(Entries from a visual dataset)
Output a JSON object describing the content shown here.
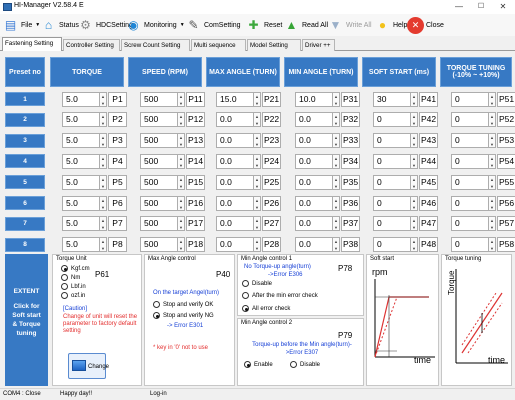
{
  "window": {
    "title": "HI-Manager  V2.58.4 E",
    "minimize": "—",
    "maximize": "☐",
    "close": "✕"
  },
  "toolbar": [
    {
      "label": "File",
      "icon": "file-icon",
      "dropdown": true
    },
    {
      "label": "Status",
      "icon": "home-icon",
      "dropdown": false
    },
    {
      "label": "HDCSetting",
      "icon": "gear-icon",
      "dropdown": false
    },
    {
      "label": "Monitoring",
      "icon": "monitor-icon",
      "dropdown": true
    },
    {
      "label": "ComSetting",
      "icon": "wrench-icon",
      "dropdown": false
    },
    {
      "label": "Reset",
      "icon": "reset-icon",
      "dropdown": false
    },
    {
      "label": "Read All",
      "icon": "arrow-up-icon",
      "dropdown": false
    },
    {
      "label": "Write All",
      "icon": "arrow-down-icon",
      "dropdown": false
    },
    {
      "label": "Help",
      "icon": "speech-bubble-icon",
      "dropdown": false
    },
    {
      "label": "Close",
      "icon": "close-icon",
      "dropdown": false
    }
  ],
  "tabs": [
    "Fastening Setting",
    "Controller Setting",
    "Screw Count Setting",
    "Multi sequence",
    "Model Setting",
    "Driver ++"
  ],
  "active_tab": 0,
  "table": {
    "headers": [
      "Preset no",
      "TORQUE",
      "SPEED (RPM)",
      "MAX ANGLE (TURN)",
      "MIN ANGLE (TURN)",
      "SOFT START (ms)",
      "TORQUE TUNING (-10% ~ +10%)"
    ],
    "rows": [
      {
        "no": "1",
        "torque": "5.0",
        "tp": "P1",
        "speed": "500",
        "sp": "P11",
        "max": "15.0",
        "mp": "P21",
        "min": "10.0",
        "np": "P31",
        "soft": "30",
        "sop": "P41",
        "tune": "0",
        "tup": "P51"
      },
      {
        "no": "2",
        "torque": "5.0",
        "tp": "P2",
        "speed": "500",
        "sp": "P12",
        "max": "0.0",
        "mp": "P22",
        "min": "0.0",
        "np": "P32",
        "soft": "0",
        "sop": "P42",
        "tune": "0",
        "tup": "P52"
      },
      {
        "no": "3",
        "torque": "5.0",
        "tp": "P3",
        "speed": "500",
        "sp": "P13",
        "max": "0.0",
        "mp": "P23",
        "min": "0.0",
        "np": "P33",
        "soft": "0",
        "sop": "P43",
        "tune": "0",
        "tup": "P53"
      },
      {
        "no": "4",
        "torque": "5.0",
        "tp": "P4",
        "speed": "500",
        "sp": "P14",
        "max": "0.0",
        "mp": "P24",
        "min": "0.0",
        "np": "P34",
        "soft": "0",
        "sop": "P44",
        "tune": "0",
        "tup": "P54"
      },
      {
        "no": "5",
        "torque": "5.0",
        "tp": "P5",
        "speed": "500",
        "sp": "P15",
        "max": "0.0",
        "mp": "P25",
        "min": "0.0",
        "np": "P35",
        "soft": "0",
        "sop": "P45",
        "tune": "0",
        "tup": "P55"
      },
      {
        "no": "6",
        "torque": "5.0",
        "tp": "P6",
        "speed": "500",
        "sp": "P16",
        "max": "0.0",
        "mp": "P26",
        "min": "0.0",
        "np": "P36",
        "soft": "0",
        "sop": "P46",
        "tune": "0",
        "tup": "P56"
      },
      {
        "no": "7",
        "torque": "5.0",
        "tp": "P7",
        "speed": "500",
        "sp": "P17",
        "max": "0.0",
        "mp": "P27",
        "min": "0.0",
        "np": "P37",
        "soft": "0",
        "sop": "P47",
        "tune": "0",
        "tup": "P57"
      },
      {
        "no": "8",
        "torque": "5.0",
        "tp": "P8",
        "speed": "500",
        "sp": "P18",
        "max": "0.0",
        "mp": "P28",
        "min": "0.0",
        "np": "P38",
        "soft": "0",
        "sop": "P48",
        "tune": "0",
        "tup": "P58"
      }
    ]
  },
  "extent": {
    "title": "EXTENT",
    "text": "Click for Soft start & Torque tuning"
  },
  "torque_unit": {
    "title": "Torque Unit",
    "param": "P61",
    "options": [
      "Kgf.cm",
      "Nm",
      "Lbf.in",
      "ozf.in"
    ],
    "selected": 0,
    "caution_title": "[Caution]",
    "caution_text": "Change of unit will reset the parameter to factory default setting",
    "change_label": "Change"
  },
  "max_angle": {
    "title": "Max Angle control",
    "param": "P40",
    "subtitle": "On the target Angel(turn)",
    "options": [
      "Stop and verify OK",
      "Stop and verify NG"
    ],
    "selected": 1,
    "error": "-> Error E301",
    "note": "* key in '0' not to use"
  },
  "min_angle1": {
    "title": "Min Angle control 1",
    "param": "P78",
    "subtitle": "No Torque-up angle(turn)",
    "error": "->Error E306",
    "options": [
      "Disable",
      "After the min error check",
      "All error check"
    ],
    "selected": 2
  },
  "min_angle2": {
    "title": "Min Angle control 2",
    "param": "P79",
    "subtitle": "Torque-up before the Min angle(turn)->Error E307",
    "options": [
      "Enable",
      "Disable"
    ],
    "selected": 0
  },
  "soft_start": {
    "title": "Soft start",
    "ylabel": "rpm",
    "xlabel": "time"
  },
  "torque_tuning": {
    "title": "Torque tuning",
    "ylabel": "Torque",
    "xlabel": "time"
  },
  "status": {
    "port": "COM4 : Close",
    "msg": "Happy day!!",
    "login": "Log-in"
  },
  "colors": {
    "header_blue": "#3779c4",
    "text_blue": "#1740d6",
    "caution_red": "#e32d2d"
  }
}
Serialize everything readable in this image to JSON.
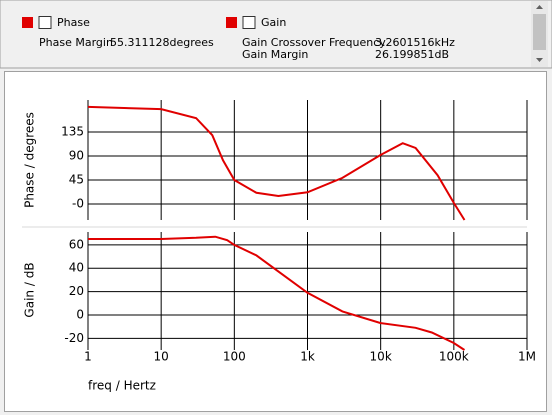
{
  "panel": {
    "phase_rows": [
      [
        "Phase Margin",
        "55.311128degrees"
      ]
    ],
    "gain_rows": [
      [
        "Gain Crossover Frequency",
        "3.2601516kHz"
      ],
      [
        "Gain Margin",
        "26.199851dB"
      ]
    ]
  },
  "chart_data": [
    {
      "type": "line",
      "ylabel": "Phase / degrees",
      "xscale": "log",
      "grid": true,
      "x": [
        1,
        10,
        30,
        50,
        70,
        100,
        200,
        400,
        1000,
        3000,
        10000,
        20000,
        30000,
        60000,
        100000,
        140000
      ],
      "series": [
        {
          "name": "Phase",
          "color": "#e00000",
          "values": [
            182,
            178,
            161,
            129,
            82,
            45,
            21,
            15,
            22,
            49,
            92,
            114,
            105,
            54,
            2,
            -30
          ]
        }
      ],
      "xlim": [
        1,
        1000000
      ],
      "xticks": [
        1,
        10,
        100,
        1000,
        10000,
        100000,
        1000000
      ],
      "ylim": [
        -30,
        195
      ],
      "yticks": [
        {
          "value": 0,
          "label": "-0"
        },
        45,
        90,
        135
      ]
    },
    {
      "type": "line",
      "ylabel": "Gain / dB",
      "xlabel": "freq / Hertz",
      "xscale": "log",
      "grid": true,
      "x": [
        1,
        10,
        30,
        55,
        80,
        100,
        200,
        1000,
        3000,
        10000,
        30000,
        50000,
        100000,
        140000
      ],
      "series": [
        {
          "name": "Gain",
          "color": "#e00000",
          "values": [
            65,
            65,
            66,
            67,
            64,
            60,
            51,
            19,
            3,
            -7,
            -11,
            -15,
            -24,
            -30
          ]
        }
      ],
      "xlim": [
        1,
        1000000
      ],
      "xticks": [
        1,
        10,
        100,
        {
          "value": 1000,
          "label": "1k"
        },
        {
          "value": 10000,
          "label": "10k"
        },
        {
          "value": 100000,
          "label": "100k"
        },
        {
          "value": 1000000,
          "label": "1M"
        }
      ],
      "ylim": [
        -30,
        71
      ],
      "yticks": [
        -20,
        0,
        20,
        40,
        60
      ]
    }
  ]
}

(TASK TO COMPLETE)
Quote every record above exactly, leaving out the pictures.

(SOLUTION TO THIS TASK)
Output a JSON object describing the content shown here.
{
  "window": {
    "title": "HI-Manager  V2.58.4 E",
    "minimize": "—",
    "maximize": "☐",
    "close": "✕"
  },
  "toolbar": [
    {
      "label": "File",
      "icon": "file-icon",
      "dropdown": true
    },
    {
      "label": "Status",
      "icon": "home-icon",
      "dropdown": false
    },
    {
      "label": "HDCSetting",
      "icon": "gear-icon",
      "dropdown": false
    },
    {
      "label": "Monitoring",
      "icon": "monitor-icon",
      "dropdown": true
    },
    {
      "label": "ComSetting",
      "icon": "wrench-icon",
      "dropdown": false
    },
    {
      "label": "Reset",
      "icon": "reset-icon",
      "dropdown": false
    },
    {
      "label": "Read All",
      "icon": "arrow-up-icon",
      "dropdown": false
    },
    {
      "label": "Write All",
      "icon": "arrow-down-icon",
      "dropdown": false
    },
    {
      "label": "Help",
      "icon": "speech-bubble-icon",
      "dropdown": false
    },
    {
      "label": "Close",
      "icon": "close-icon",
      "dropdown": false
    }
  ],
  "tabs": [
    "Fastening Setting",
    "Controller Setting",
    "Screw Count Setting",
    "Multi sequence",
    "Model Setting",
    "Driver ++"
  ],
  "active_tab": 0,
  "table": {
    "headers": [
      "Preset no",
      "TORQUE",
      "SPEED (RPM)",
      "MAX ANGLE (TURN)",
      "MIN ANGLE (TURN)",
      "SOFT START (ms)",
      "TORQUE TUNING (-10% ~ +10%)"
    ],
    "rows": [
      {
        "no": "1",
        "torque": "5.0",
        "tp": "P1",
        "speed": "500",
        "sp": "P11",
        "max": "15.0",
        "mp": "P21",
        "min": "10.0",
        "np": "P31",
        "soft": "30",
        "sop": "P41",
        "tune": "0",
        "tup": "P51"
      },
      {
        "no": "2",
        "torque": "5.0",
        "tp": "P2",
        "speed": "500",
        "sp": "P12",
        "max": "0.0",
        "mp": "P22",
        "min": "0.0",
        "np": "P32",
        "soft": "0",
        "sop": "P42",
        "tune": "0",
        "tup": "P52"
      },
      {
        "no": "3",
        "torque": "5.0",
        "tp": "P3",
        "speed": "500",
        "sp": "P13",
        "max": "0.0",
        "mp": "P23",
        "min": "0.0",
        "np": "P33",
        "soft": "0",
        "sop": "P43",
        "tune": "0",
        "tup": "P53"
      },
      {
        "no": "4",
        "torque": "5.0",
        "tp": "P4",
        "speed": "500",
        "sp": "P14",
        "max": "0.0",
        "mp": "P24",
        "min": "0.0",
        "np": "P34",
        "soft": "0",
        "sop": "P44",
        "tune": "0",
        "tup": "P54"
      },
      {
        "no": "5",
        "torque": "5.0",
        "tp": "P5",
        "speed": "500",
        "sp": "P15",
        "max": "0.0",
        "mp": "P25",
        "min": "0.0",
        "np": "P35",
        "soft": "0",
        "sop": "P45",
        "tune": "0",
        "tup": "P55"
      },
      {
        "no": "6",
        "torque": "5.0",
        "tp": "P6",
        "speed": "500",
        "sp": "P16",
        "max": "0.0",
        "mp": "P26",
        "min": "0.0",
        "np": "P36",
        "soft": "0",
        "sop": "P46",
        "tune": "0",
        "tup": "P56"
      },
      {
        "no": "7",
        "torque": "5.0",
        "tp": "P7",
        "speed": "500",
        "sp": "P17",
        "max": "0.0",
        "mp": "P27",
        "min": "0.0",
        "np": "P37",
        "soft": "0",
        "sop": "P47",
        "tune": "0",
        "tup": "P57"
      },
      {
        "no": "8",
        "torque": "5.0",
        "tp": "P8",
        "speed": "500",
        "sp": "P18",
        "max": "0.0",
        "mp": "P28",
        "min": "0.0",
        "np": "P38",
        "soft": "0",
        "sop": "P48",
        "tune": "0",
        "tup": "P58"
      }
    ]
  },
  "extent": {
    "title": "EXTENT",
    "text": "Click for Soft start & Torque tuning"
  },
  "torque_unit": {
    "title": "Torque Unit",
    "param": "P61",
    "options": [
      "Kgf.cm",
      "Nm",
      "Lbf.in",
      "ozf.in"
    ],
    "selected": 0,
    "caution_title": "[Caution]",
    "caution_text": "Change of unit will reset the parameter to factory default setting",
    "change_label": "Change"
  },
  "max_angle": {
    "title": "Max Angle control",
    "param": "P40",
    "subtitle": "On the target Angel(turn)",
    "options": [
      "Stop and verify OK",
      "Stop and verify NG"
    ],
    "selected": 1,
    "error": "-> Error E301",
    "note": "* key in '0' not to use"
  },
  "min_angle1": {
    "title": "Min Angle control 1",
    "param": "P78",
    "subtitle": "No Torque-up angle(turn)",
    "error": "->Error E306",
    "options": [
      "Disable",
      "After the min error check",
      "All error check"
    ],
    "selected": 2
  },
  "min_angle2": {
    "title": "Min Angle control 2",
    "param": "P79",
    "subtitle": "Torque-up before the Min angle(turn)->Error E307",
    "options": [
      "Enable",
      "Disable"
    ],
    "selected": 0
  },
  "soft_start": {
    "title": "Soft start",
    "ylabel": "rpm",
    "xlabel": "time"
  },
  "torque_tuning": {
    "title": "Torque tuning",
    "ylabel": "Torque",
    "xlabel": "time"
  },
  "status": {
    "port": "COM4 : Close",
    "msg": "Happy day!!",
    "login": "Log-in"
  },
  "colors": {
    "header_blue": "#3779c4",
    "text_blue": "#1740d6",
    "caution_red": "#e32d2d"
  }
}
Serialize everything readable in this image to JSON.
{
  "panel": {
    "phase_rows": [
      [
        "Phase Margin",
        "55.311128degrees"
      ]
    ],
    "gain_rows": [
      [
        "Gain Crossover Frequency",
        "3.2601516kHz"
      ],
      [
        "Gain Margin",
        "26.199851dB"
      ]
    ]
  },
  "chart_data": [
    {
      "type": "line",
      "ylabel": "Phase / degrees",
      "xscale": "log",
      "grid": true,
      "x": [
        1,
        10,
        30,
        50,
        70,
        100,
        200,
        400,
        1000,
        3000,
        10000,
        20000,
        30000,
        60000,
        100000,
        140000
      ],
      "series": [
        {
          "name": "Phase",
          "color": "#e00000",
          "values": [
            182,
            178,
            161,
            129,
            82,
            45,
            21,
            15,
            22,
            49,
            92,
            114,
            105,
            54,
            2,
            -30
          ]
        }
      ],
      "xlim": [
        1,
        1000000
      ],
      "xticks": [
        1,
        10,
        100,
        1000,
        10000,
        100000,
        1000000
      ],
      "ylim": [
        -30,
        195
      ],
      "yticks": [
        {
          "value": 0,
          "label": "-0"
        },
        45,
        90,
        135
      ]
    },
    {
      "type": "line",
      "ylabel": "Gain / dB",
      "xlabel": "freq / Hertz",
      "xscale": "log",
      "grid": true,
      "x": [
        1,
        10,
        30,
        55,
        80,
        100,
        200,
        1000,
        3000,
        10000,
        30000,
        50000,
        100000,
        140000
      ],
      "series": [
        {
          "name": "Gain",
          "color": "#e00000",
          "values": [
            65,
            65,
            66,
            67,
            64,
            60,
            51,
            19,
            3,
            -7,
            -11,
            -15,
            -24,
            -30
          ]
        }
      ],
      "xlim": [
        1,
        1000000
      ],
      "xticks": [
        1,
        10,
        100,
        {
          "value": 1000,
          "label": "1k"
        },
        {
          "value": 10000,
          "label": "10k"
        },
        {
          "value": 100000,
          "label": "100k"
        },
        {
          "value": 1000000,
          "label": "1M"
        }
      ],
      "ylim": [
        -30,
        71
      ],
      "yticks": [
        -20,
        0,
        20,
        40,
        60
      ]
    }
  ]
}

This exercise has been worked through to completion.